[Begin Record list]
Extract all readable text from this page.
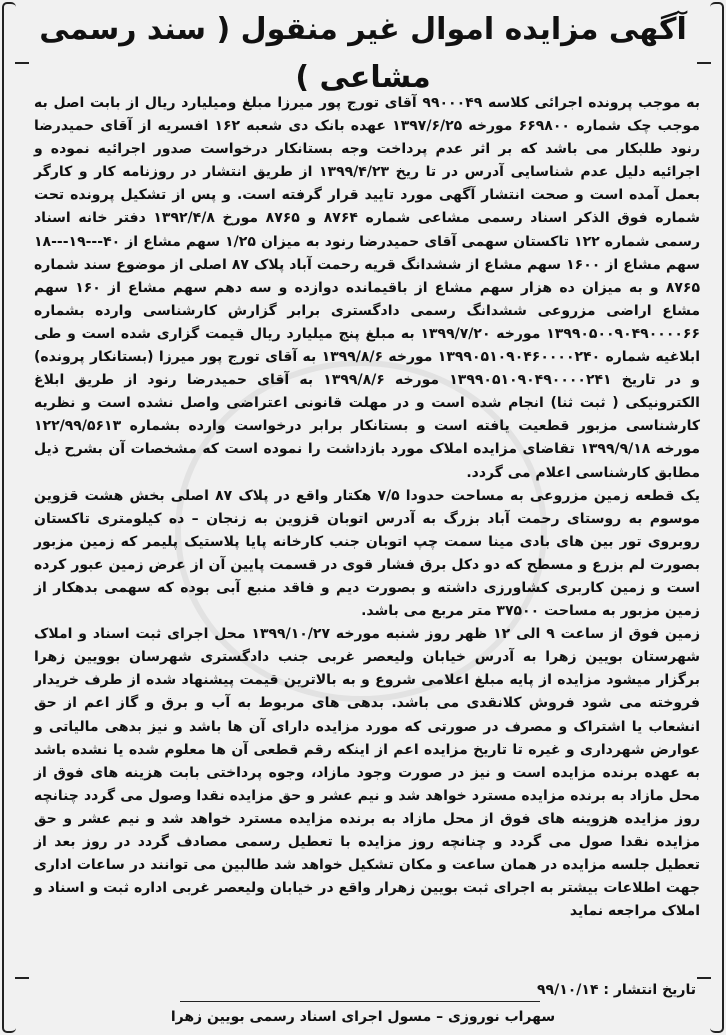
آگهی مزایده اموال غیر منقول ( سند رسمی مشاعی )

به موجب پرونده اجرائی کلاسه ۹۹۰۰۰۴۹ آقای تورج پور میرزا مبلغ ومیلیارد ریال از بابت اصل به موجب چک شماره ۶۶۹۸۰۰ مورخه ۱۳۹۷/۶/۲۵ عهده بانک دی شعبه ۱۶۲ افسریه از آقای حمیدرضا رنود طلبکار می باشد که بر اثر عدم پرداخت وجه بستانکار درخواست صدور اجرائیه نموده و اجرائیه دلیل عدم شناسایی آدرس در تا ریخ ۱۳۹۹/۴/۲۳ از طریق انتشار در روزنامه کار و کارگر بعمل آمده است و صحت انتشار آگهی مورد تایید قرار گرفته است. و پس از تشکیل پرونده تحت شماره فوق الذکر اسناد رسمی مشاعی شماره ۸۷۶۴ و ۸۷۶۵ مورخ ۱۳۹۲/۴/۸ دفتر خانه اسناد رسمی شماره ۱۲۲ تاکستان سهمی آقای حمیدرضا رنود به میزان ۱/۲۵ سهم مشاع از ۴۰---۱۹---۱۸ سهم مشاع از ۱۶۰۰ سهم مشاع از ششدانگ قریه رحمت آباد پلاک ۸۷ اصلی از موضوع سند شماره ۸۷۶۵ و به میزان ده هزار سهم مشاع از باقیمانده دوازده و سه دهم سهم مشاع از ۱۶۰ سهم مشاع اراضی مزروعی ششدانگ رسمی دادگستری برابر گزارش کارشناسی وارده بشماره ۱۳۹۹۰۵۰۰۹۰۴۹۰۰۰۰۶۶ مورخه ۱۳۹۹/۷/۲۰ به مبلغ پنج میلیارد ریال قیمت گزاری شده است و طی ابلاغیه شماره ۱۳۹۹۰۵۱۰۹۰۴۶۰۰۰۰۲۴۰ مورخه ۱۳۹۹/۸/۶ به آقای تورج پور میرزا (بستانکار پرونده) و در تاریخ ۱۳۹۹۰۵۱۰۹۰۴۹۰۰۰۰۲۴۱ مورخه ۱۳۹۹/۸/۶ به آقای حمیدرضا رنود از طریق ابلاغ الکترونیکی ( ثبت ثنا) انجام شده است و در مهلت قانونی اعتراضی واصل نشده است و نظریه کارشناسی مزبور قطعیت یافته است و بستانکار برابر درخواست وارده بشماره ۱۲۲/۹۹/۵۶۱۳ مورخه ۱۳۹۹/۹/۱۸ تقاضای مزایده املاک مورد بازداشت را نموده است که مشخصات آن بشرح ذیل مطابق کارشناسی اعلام می گردد.

یک قطعه زمین مزروعی به مساحت حدودا ۷/۵ هکتار واقع در پلاک ۸۷ اصلی بخش هشت قزوین موسوم به روستای رحمت آباد بزرگ به آدرس اتوبان قزوین به زنجان – ده کیلومتری تاکستان روبروی تور بین های بادی مینا سمت چپ اتوبان جنب کارخانه پایا پلاستیک پلیمر که زمین مزبور بصورت لم بزرع و مسطح که دو دکل برق فشار قوی در قسمت پایین آن از عرض زمین عبور کرده است و زمین کاربری کشاورزی داشته و بصورت دیم و فاقد منبع آبی بوده که سهمی بدهکار از زمین مزبور به مساحت ۳۷۵۰۰ متر مربع می باشد.

زمین فوق از ساعت ۹ الی ۱۲ ظهر روز شنبه مورخه ۱۳۹۹/۱۰/۲۷ محل اجرای ثبت اسناد و املاک شهرستان بویین زهرا به آدرس خیابان ولیعصر غربی جنب دادگستری شهرسان بوویین زهرا برگزار میشود مزایده از پایه مبلغ اعلامی شروع و به بالاترین قیمت پیشنهاد شده از طرف خریدار فروخته می شود فروش کلانقدی می باشد. بدهی های مربوط به آب و برق و گاز اعم از حق انشعاب یا اشتراک و مصرف در صورتی که مورد مزایده دارای آن ها باشد و نیز بدهی مالیاتی و عوارض شهرداری و غیره تا تاریخ مزایده اعم از اینکه رقم قطعی آن ها معلوم شده یا نشده باشد به عهده برنده مزایده است و نیز در صورت وجود مازاد، وجوه پرداختی بابت هزینه های فوق از محل مازاد به برنده مزایده مسترد خواهد شد و نیم عشر و حق مزایده نقدا وصول می گردد چنانچه روز مزایده هزوینه های فوق از محل مازاد به برنده مزایده مسترد خواهد شد و نیم عشر و حق مزایده نقدا صول می گردد و چنانچه روز مزایده با تعطیل رسمی مصادف گردد در روز بعد از تعطیل جلسه مزایده در همان ساعت و مکان تشکیل خواهد شد طالبین می توانند در ساعات اداری جهت اطلاعات بیشتر به اجرای ثبت بویین زهرار واقع در خیابان ولیعصر غربی اداره ثبت و اسناد و املاک مراجعه نماید

تاریخ انتشار : ۹۹/۱۰/۱۴
سهراب نوروزی – مسول اجرای اسناد رسمی بویین زهرا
[End Record list]
* The task
Copy out each line exactly, without the pictures.

* Expected answer
Extract all readable text from this page.
آگهی مزایده اموال غیر منقول ( سند رسمی مشاعی )

به موجب پرونده اجرائی کلاسه ۹۹۰۰۰۴۹ آقای تورج پور میرزا مبلغ ومیلیارد ریال از بابت اصل به موجب چک شماره ۶۶۹۸۰۰ مورخه ۱۳۹۷/۶/۲۵ عهده بانک دی شعبه ۱۶۲ افسریه از آقای حمیدرضا رنود طلبکار می باشد که بر اثر عدم پرداخت وجه بستانکار درخواست صدور اجرائیه نموده و اجرائیه دلیل عدم شناسایی آدرس در تا ریخ ۱۳۹۹/۴/۲۳ از طریق انتشار در روزنامه کار و کارگر بعمل آمده است و صحت انتشار آگهی مورد تایید قرار گرفته است. و پس از تشکیل پرونده تحت شماره فوق الذکر اسناد رسمی مشاعی شماره ۸۷۶۴ و ۸۷۶۵ مورخ ۱۳۹۲/۴/۸ دفتر خانه اسناد رسمی شماره ۱۲۲ تاکستان سهمی آقای حمیدرضا رنود به میزان ۱/۲۵ سهم مشاع از ۴۰---۱۹---۱۸ سهم مشاع از ۱۶۰۰ سهم مشاع از ششدانگ قریه رحمت آباد پلاک ۸۷ اصلی از موضوع سند شماره ۸۷۶۵ و به میزان ده هزار سهم مشاع از باقیمانده دوازده و سه دهم سهم مشاع از ۱۶۰ سهم مشاع اراضی مزروعی ششدانگ رسمی دادگستری برابر گزارش کارشناسی وارده بشماره ۱۳۹۹۰۵۰۰۹۰۴۹۰۰۰۰۶۶ مورخه ۱۳۹۹/۷/۲۰ به مبلغ پنج میلیارد ریال قیمت گزاری شده است و طی ابلاغیه شماره ۱۳۹۹۰۵۱۰۹۰۴۶۰۰۰۰۲۴۰ مورخه ۱۳۹۹/۸/۶ به آقای تورج پور میرزا (بستانکار پرونده) و در تاریخ ۱۳۹۹۰۵۱۰۹۰۴۹۰۰۰۰۲۴۱ مورخه ۱۳۹۹/۸/۶ به آقای حمیدرضا رنود از طریق ابلاغ الکترونیکی ( ثبت ثنا) انجام شده است و در مهلت قانونی اعتراضی واصل نشده است و نظریه کارشناسی مزبور قطعیت یافته است و بستانکار برابر درخواست وارده بشماره ۱۲۲/۹۹/۵۶۱۳ مورخه ۱۳۹۹/۹/۱۸ تقاضای مزایده املاک مورد بازداشت را نموده است که مشخصات آن بشرح ذیل مطابق کارشناسی اعلام می گردد.

یک قطعه زمین مزروعی به مساحت حدودا ۷/۵ هکتار واقع در پلاک ۸۷ اصلی بخش هشت قزوین موسوم به روستای رحمت آباد بزرگ به آدرس اتوبان قزوین به زنجان – ده کیلومتری تاکستان روبروی تور بین های بادی مینا سمت چپ اتوبان جنب کارخانه پایا پلاستیک پلیمر که زمین مزبور بصورت لم بزرع و مسطح که دو دکل برق فشار قوی در قسمت پایین آن از عرض زمین عبور کرده است و زمین کاربری کشاورزی داشته و بصورت دیم و فاقد منبع آبی بوده که سهمی بدهکار از زمین مزبور به مساحت ۳۷۵۰۰ متر مربع می باشد.

زمین فوق از ساعت ۹ الی ۱۲ ظهر روز شنبه مورخه ۱۳۹۹/۱۰/۲۷ محل اجرای ثبت اسناد و املاک شهرستان بویین زهرا به آدرس خیابان ولیعصر غربی جنب دادگستری شهرسان بوویین زهرا برگزار میشود مزایده از پایه مبلغ اعلامی شروع و به بالاترین قیمت پیشنهاد شده از طرف خریدار فروخته می شود فروش کلانقدی می باشد. بدهی های مربوط به آب و برق و گاز اعم از حق انشعاب یا اشتراک و مصرف در صورتی که مورد مزایده دارای آن ها باشد و نیز بدهی مالیاتی و عوارض شهرداری و غیره تا تاریخ مزایده اعم از اینکه رقم قطعی آن ها معلوم شده یا نشده باشد به عهده برنده مزایده است و نیز در صورت وجود مازاد، وجوه پرداختی بابت هزینه های فوق از محل مازاد به برنده مزایده مسترد خواهد شد و نیم عشر و حق مزایده نقدا وصول می گردد چنانچه روز مزایده هزوینه های فوق از محل مازاد به برنده مزایده مسترد خواهد شد و نیم عشر و حق مزایده نقدا صول می گردد و چنانچه روز مزایده با تعطیل رسمی مصادف گردد در روز بعد از تعطیل جلسه مزایده در همان ساعت و مکان تشکیل خواهد شد طالبین می توانند در ساعات اداری جهت اطلاعات بیشتر به اجرای ثبت بویین زهرار واقع در خیابان ولیعصر غربی اداره ثبت و اسناد و املاک مراجعه نماید

تاریخ انتشار : ۹۹/۱۰/۱۴
سهراب نوروزی – مسول اجرای اسناد رسمی بویین زهرا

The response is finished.